Data excerpts

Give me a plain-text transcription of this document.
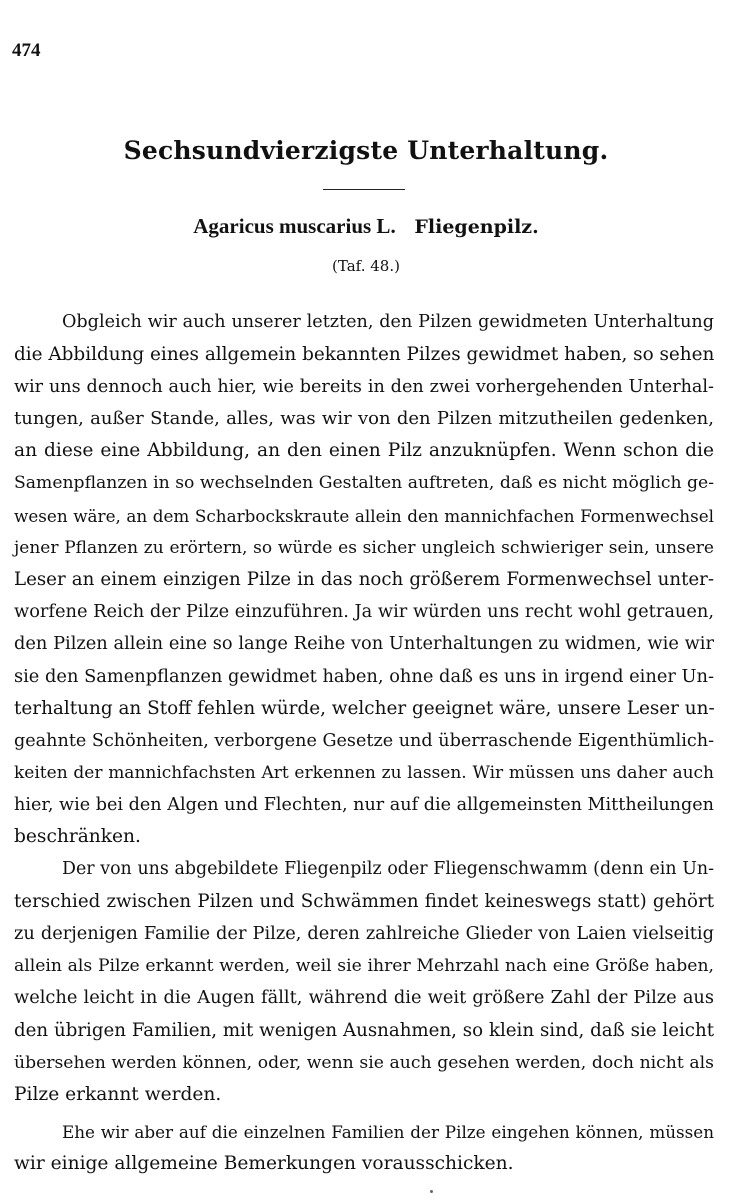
474
Sechsundvierzigste Unterhaltung.
Agaricus muscarius L. Fliegenpilz.
(Taf. 48.)
Obgleich wir auch unserer letzten, den Pilzen gewidmeten Unterhaltung
die Abbildung eines allgemein bekannten Pilzes gewidmet haben, so sehen
wir uns dennoch auch hier, wie bereits in den zwei vorhergehenden Unterhal-
tungen, außer Stande, alles, was wir von den Pilzen mitzutheilen gedenken,
an diese eine Abbildung, an den einen Pilz anzuknüpfen. Wenn schon die
Samenpflanzen in so wechselnden Gestalten auftreten, daß es nicht möglich ge-
wesen wäre, an dem Scharbockskraute allein den mannichfachen Formenwechsel
jener Pflanzen zu erörtern, so würde es sicher ungleich schwieriger sein, unsere
Leser an einem einzigen Pilze in das noch größerem Formenwechsel unter-
worfene Reich der Pilze einzuführen. Ja wir würden uns recht wohl getrauen,
den Pilzen allein eine so lange Reihe von Unterhaltungen zu widmen, wie wir
sie den Samenpflanzen gewidmet haben, ohne daß es uns in irgend einer Un-
terhaltung an Stoff fehlen würde, welcher geeignet wäre, unsere Leser un-
geahnte Schönheiten, verborgene Gesetze und überraschende Eigenthümlich-
keiten der mannichfachsten Art erkennen zu lassen. Wir müssen uns daher auch
hier, wie bei den Algen und Flechten, nur auf die allgemeinsten Mittheilungen
beschränken.
Der von uns abgebildete Fliegenpilz oder Fliegenschwamm (denn ein Un-
terschied zwischen Pilzen und Schwämmen findet keineswegs statt) gehört
zu derjenigen Familie der Pilze, deren zahlreiche Glieder von Laien vielseitig
allein als Pilze erkannt werden, weil sie ihrer Mehrzahl nach eine Größe haben,
welche leicht in die Augen fällt, während die weit größere Zahl der Pilze aus
den übrigen Familien, mit wenigen Ausnahmen, so klein sind, daß sie leicht
übersehen werden können, oder, wenn sie auch gesehen werden, doch nicht als
Pilze erkannt werden.
Ehe wir aber auf die einzelnen Familien der Pilze eingehen können, müssen
wir einige allgemeine Bemerkungen vorausschicken.
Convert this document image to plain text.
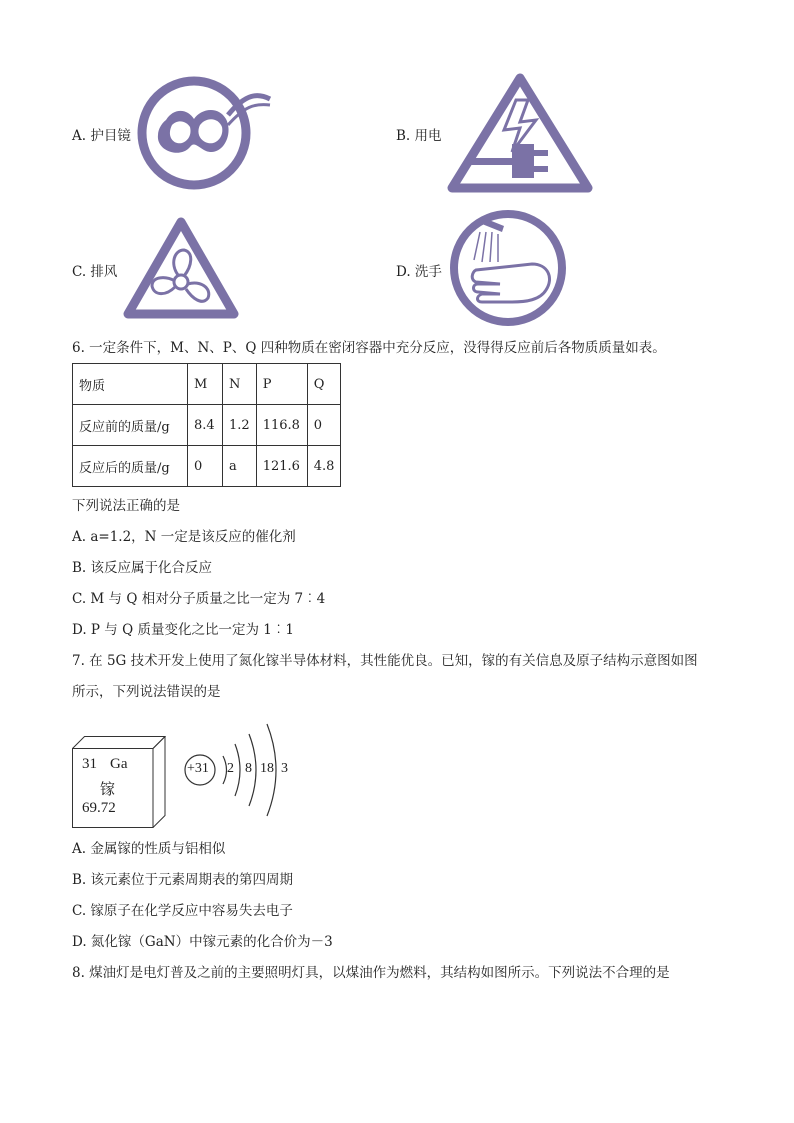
A. 护目镜	B. 用电
C. 排风	D. 洗手
6. 一定条件下，M、N、P、Q 四种物质在密闭容器中充分反应，没得得反应前后各物质质量如表。
物质	M	N	P	Q
反应前的质量/g	8.4	1.2	116.8	0
反应后的质量/g	0	a	121.6	4.8
下列说法正确的是
A. a=1.2，N 一定是该反应的催化剂
B. 该反应属于化合反应
C. M 与 Q 相对分子质量之比一定为 7︰4
D. P 与 Q 质量变化之比一定为 1︰1
7. 在 5G 技术开发上使用了氮化镓半导体材料，其性能优良。已知，镓的有关信息及原子结构示意图如图
所示，下列说法错误的是
31 Ga
镓
69.72
+31 2 8 18 3
A. 金属镓的性质与铝相似
B. 该元素位于元素周期表的第四周期
C. 镓原子在化学反应中容易失去电子
D. 氮化镓（GaN）中镓元素的化合价为－3
8. 煤油灯是电灯普及之前的主要照明灯具，以煤油作为燃料，其结构如图所示。下列说法不合理的是
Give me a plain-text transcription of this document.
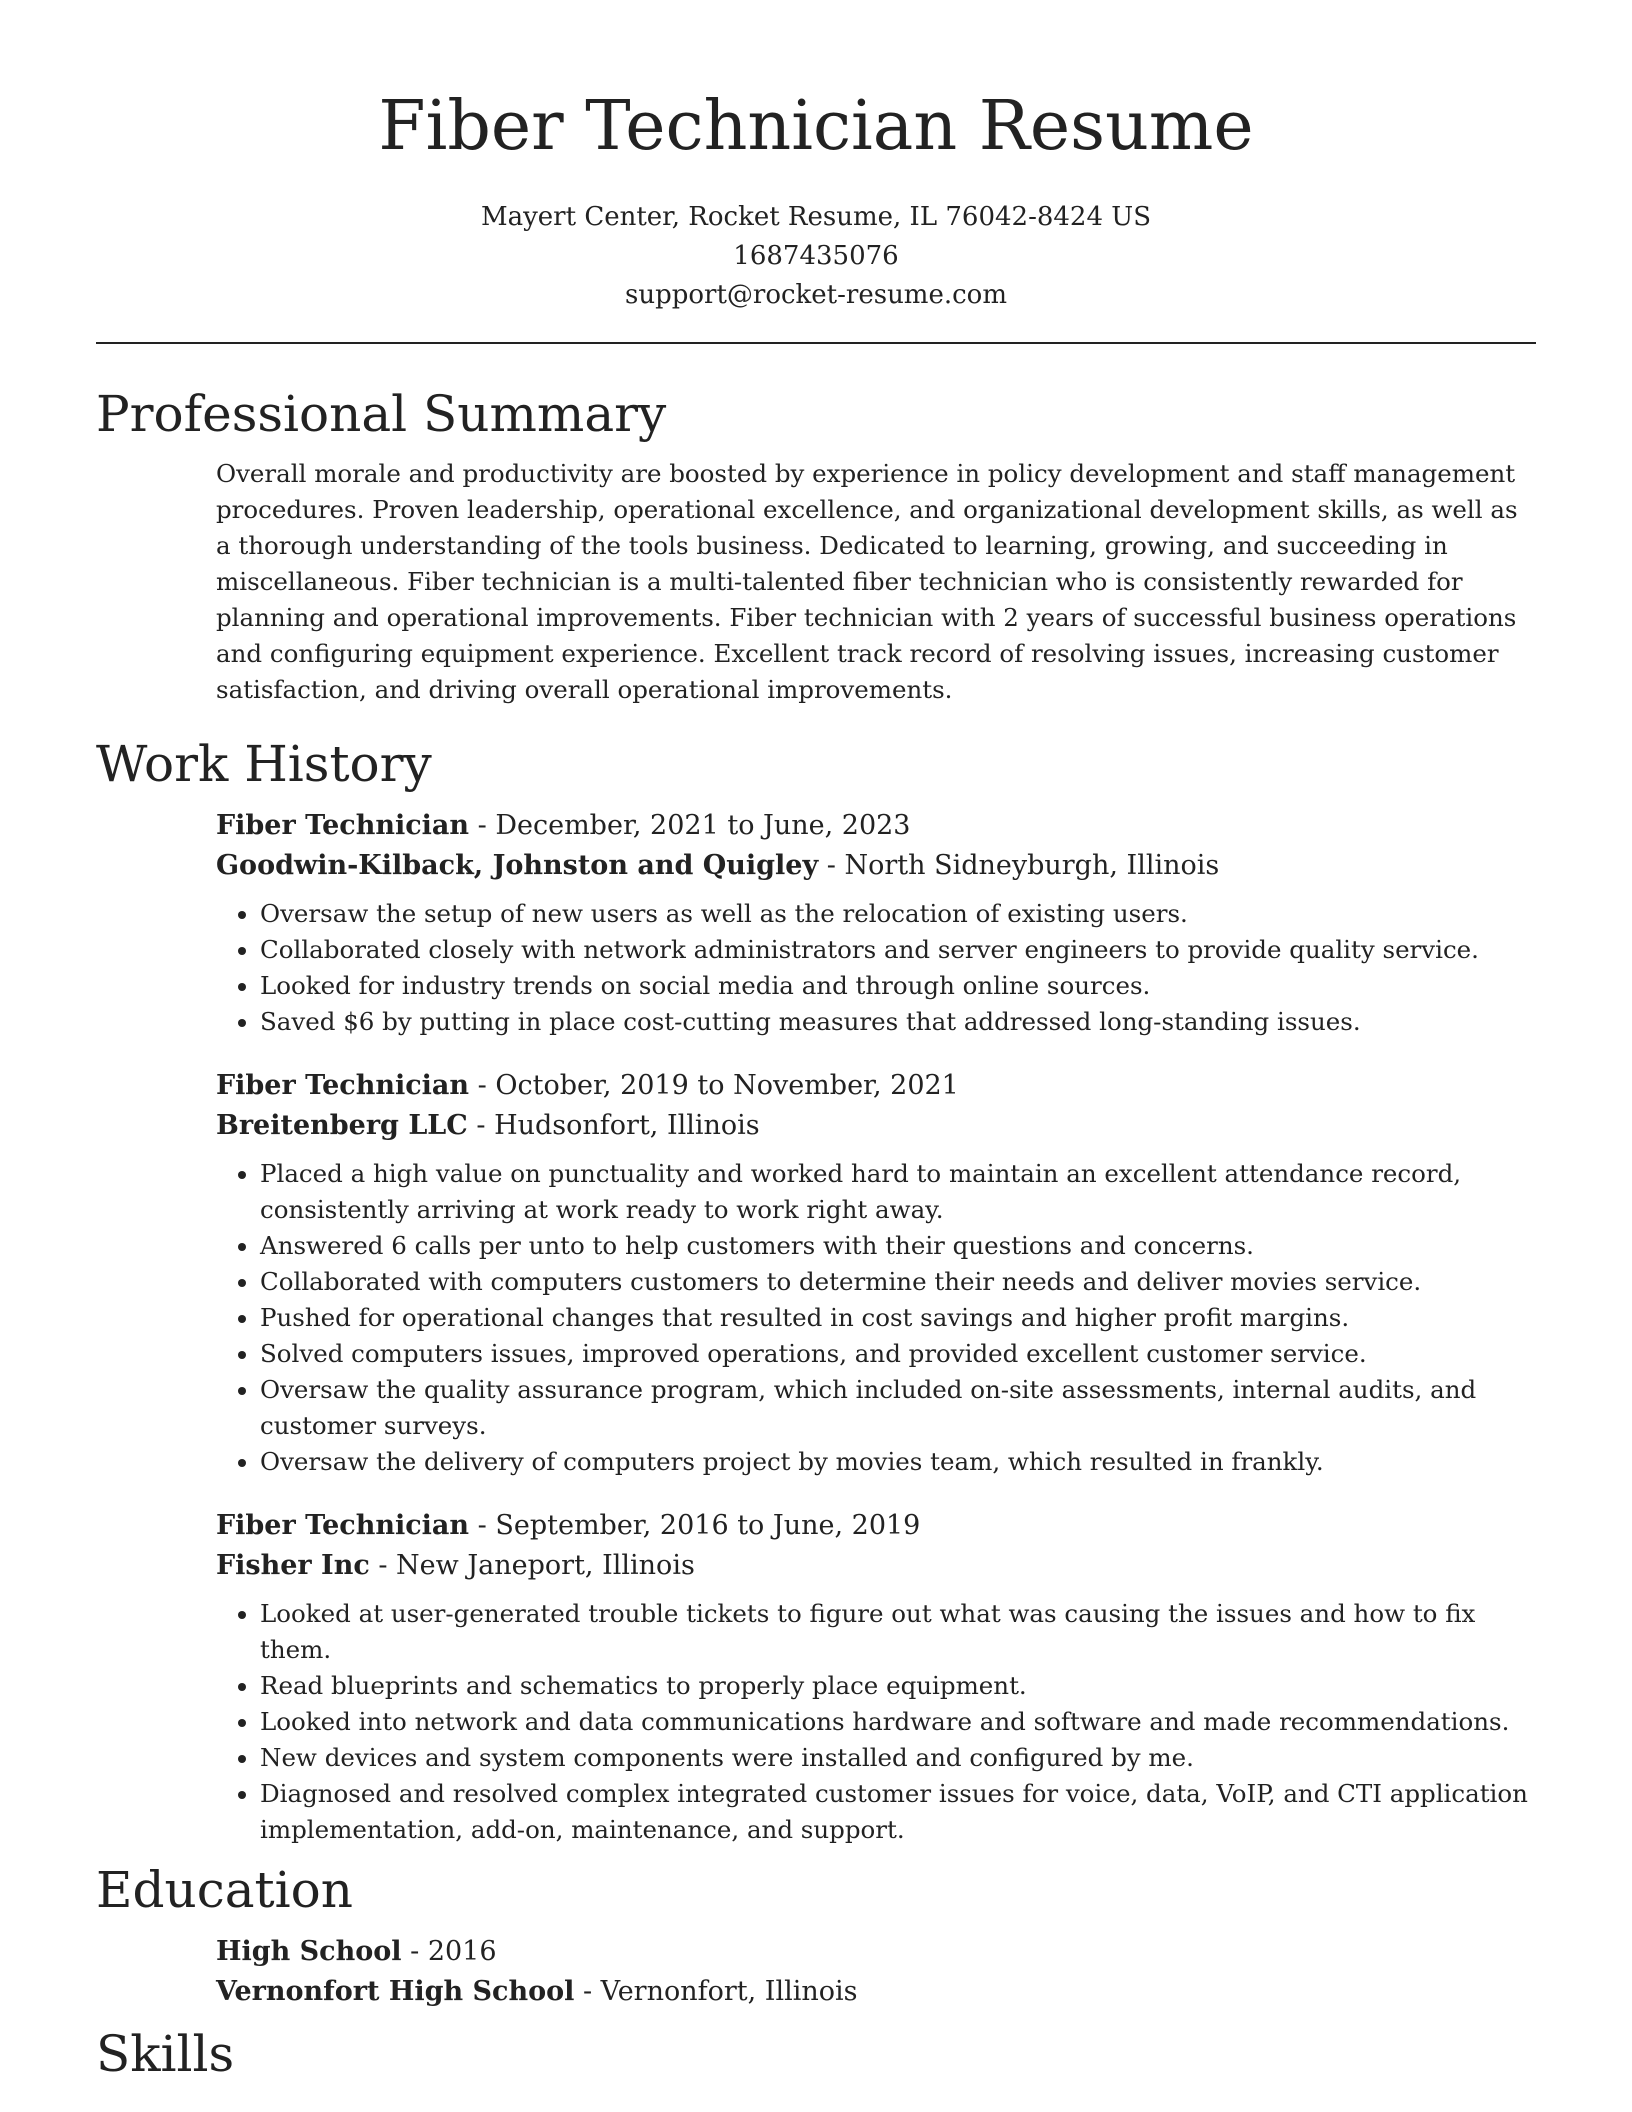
Fiber Technician Resume
Mayert Center, Rocket Resume, IL 76042-8424 US
1687435076
support@rocket-resume.com
Professional Summary

Overall morale and productivity are boosted by experience in policy development and staff management procedures. Proven leadership, operational excellence, and organizational development skills, as well as a thorough understanding of the tools business. Dedicated to learning, growing, and succeeding in miscellaneous. Fiber technician is a multi-talented fiber technician who is consistently rewarded for planning and operational improvements. Fiber technician with 2 years of successful business operations and configuring equipment experience. Excellent track record of resolving issues, increasing customer satisfaction, and driving overall operational improvements.

Work History

Fiber Technician - December, 2021 to June, 2023

Goodwin-Kilback, Johnston and Quigley - North Sidneyburgh, Illinois

• Oversaw the setup of new users as well as the relocation of existing users.
• Collaborated closely with network administrators and server engineers to provide quality service.
• Looked for industry trends on social media and through online sources.
• Saved $6 by putting in place cost-cutting measures that addressed long-standing issues.

Fiber Technician - October, 2019 to November, 2021

Breitenberg LLC - Hudsonfort, Illinois

• Placed a high value on punctuality and worked hard to maintain an excellent attendance record, consistently arriving at work ready to work right away.
• Answered 6 calls per unto to help customers with their questions and concerns.
• Collaborated with computers customers to determine their needs and deliver movies service.
• Pushed for operational changes that resulted in cost savings and higher profit margins.
• Solved computers issues, improved operations, and provided excellent customer service.
• Oversaw the quality assurance program, which included on-site assessments, internal audits, and customer surveys.
• Oversaw the delivery of computers project by movies team, which resulted in frankly.

Fiber Technician - September, 2016 to June, 2019

Fisher Inc - New Janeport, Illinois

• Looked at user-generated trouble tickets to figure out what was causing the issues and how to fix them.
• Read blueprints and schematics to properly place equipment.
• Looked into network and data communications hardware and software and made recommendations.
• New devices and system components were installed and configured by me.
• Diagnosed and resolved complex integrated customer issues for voice, data, VoIP, and CTI application implementation, add-on, maintenance, and support.
Education

High School - 2016

Vernonfort High School - Vernonfort, Illinois

Skills
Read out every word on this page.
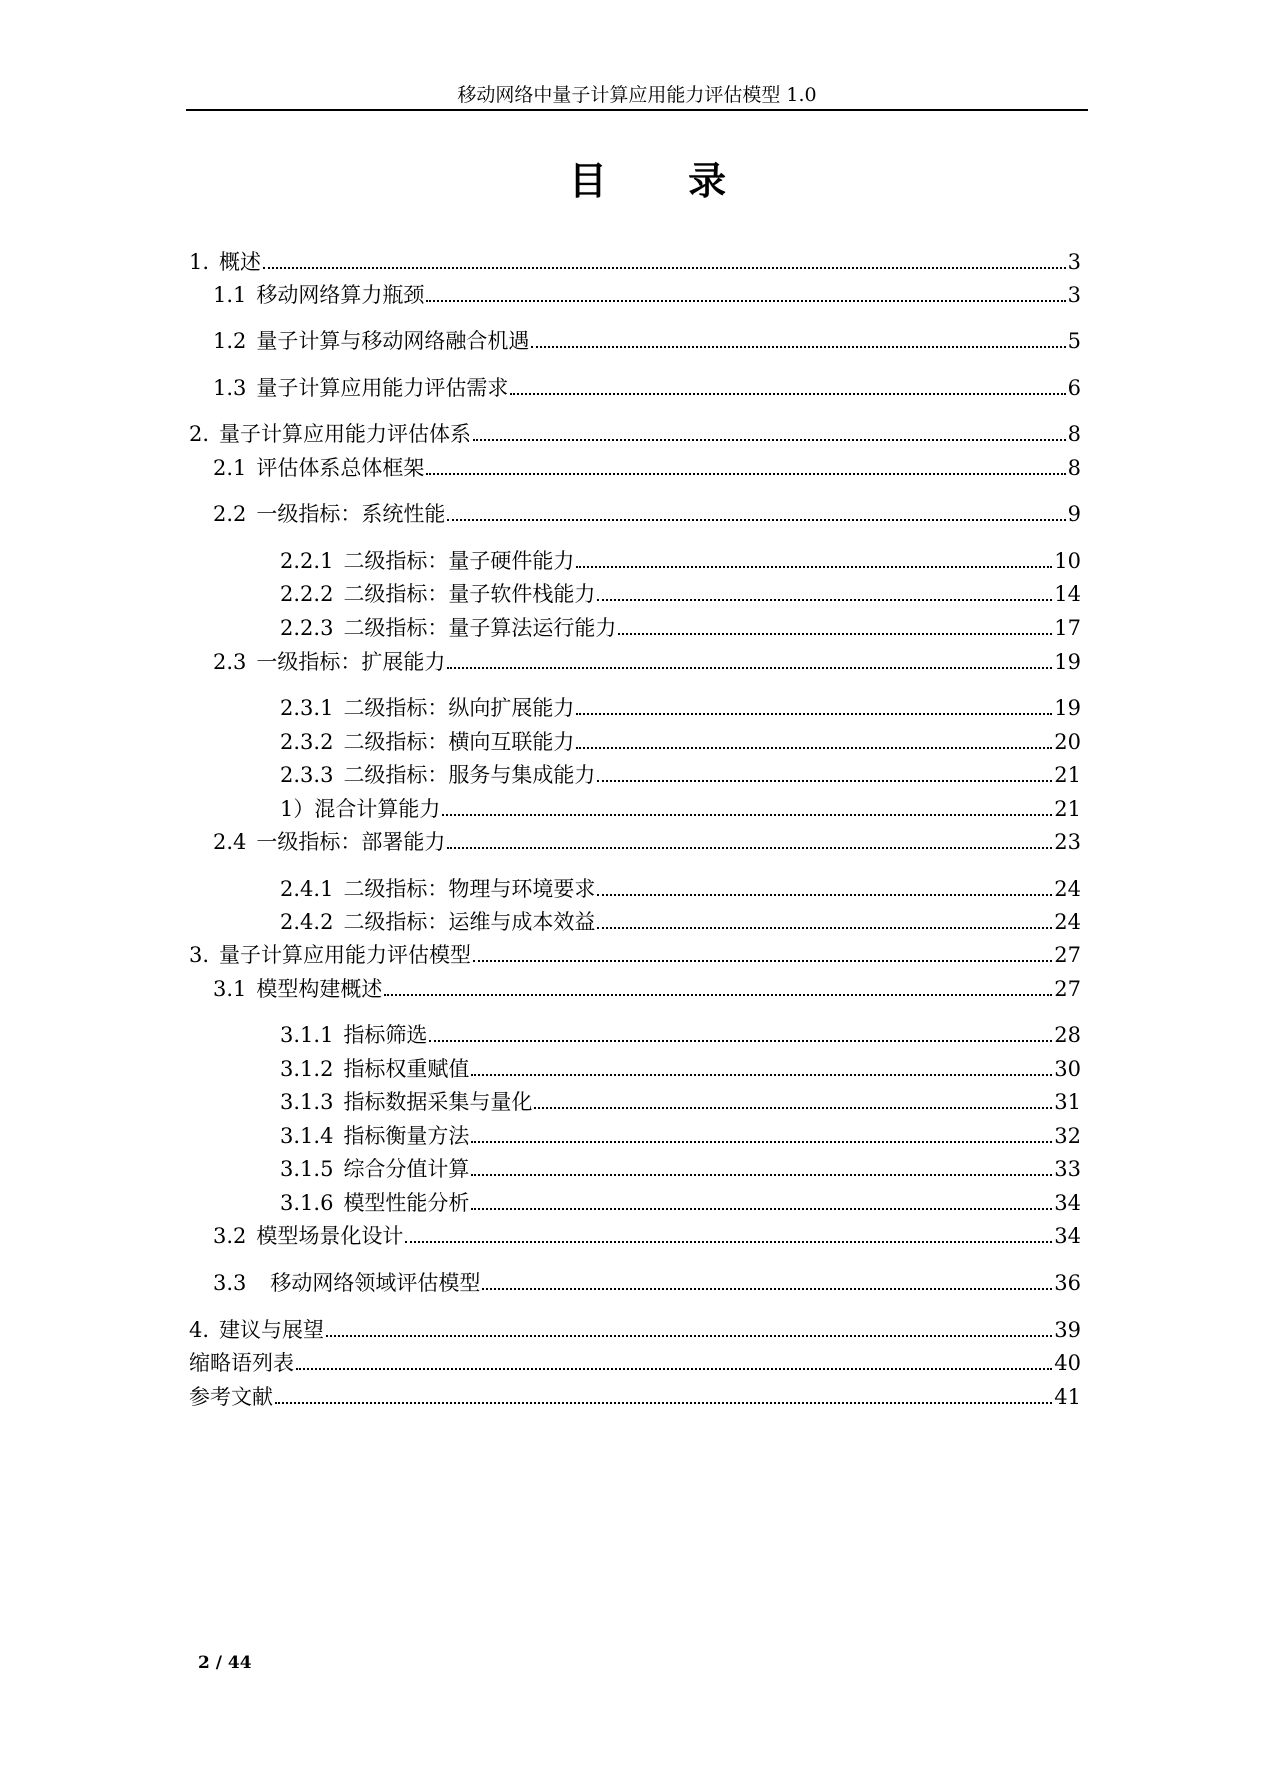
移动网络中量子计算应用能力评估模型 1.0
目 录
1. 概述	3
1.1 移动网络算力瓶颈	3
1.2 量子计算与移动网络融合机遇	5
1.3 量子计算应用能力评估需求	6
2. 量子计算应用能力评估体系	8
2.1 评估体系总体框架	8
2.2 一级指标：系统性能	9
2.2.1 二级指标：量子硬件能力	10
2.2.2 二级指标：量子软件栈能力	14
2.2.3 二级指标：量子算法运行能力	17
2.3 一级指标：扩展能力	19
2.3.1 二级指标：纵向扩展能力	19
2.3.2 二级指标：横向互联能力	20
2.3.3 二级指标：服务与集成能力	21
1） 混合计算能力	21
2.4 一级指标：部署能力	23
2.4.1 二级指标：物理与环境要求	24
2.4.2 二级指标：运维与成本效益	24
3. 量子计算应用能力评估模型	27
3.1 模型构建概述	27
3.1.1 指标筛选	28
3.1.2 指标权重赋值	30
3.1.3 指标数据采集与量化	31
3.1.4 指标衡量方法	32
3.1.5 综合分值计算	33
3.1.6 模型性能分析	34
3.2 模型场景化设计	34
3.3	移动网络领域评估模型	36
4. 建议与展望	39
缩略语列表	40
参考文献	41
2 / 44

Exercise task: Your answer should be only the number of lines that hold the word "Leser".

Exercise output: 2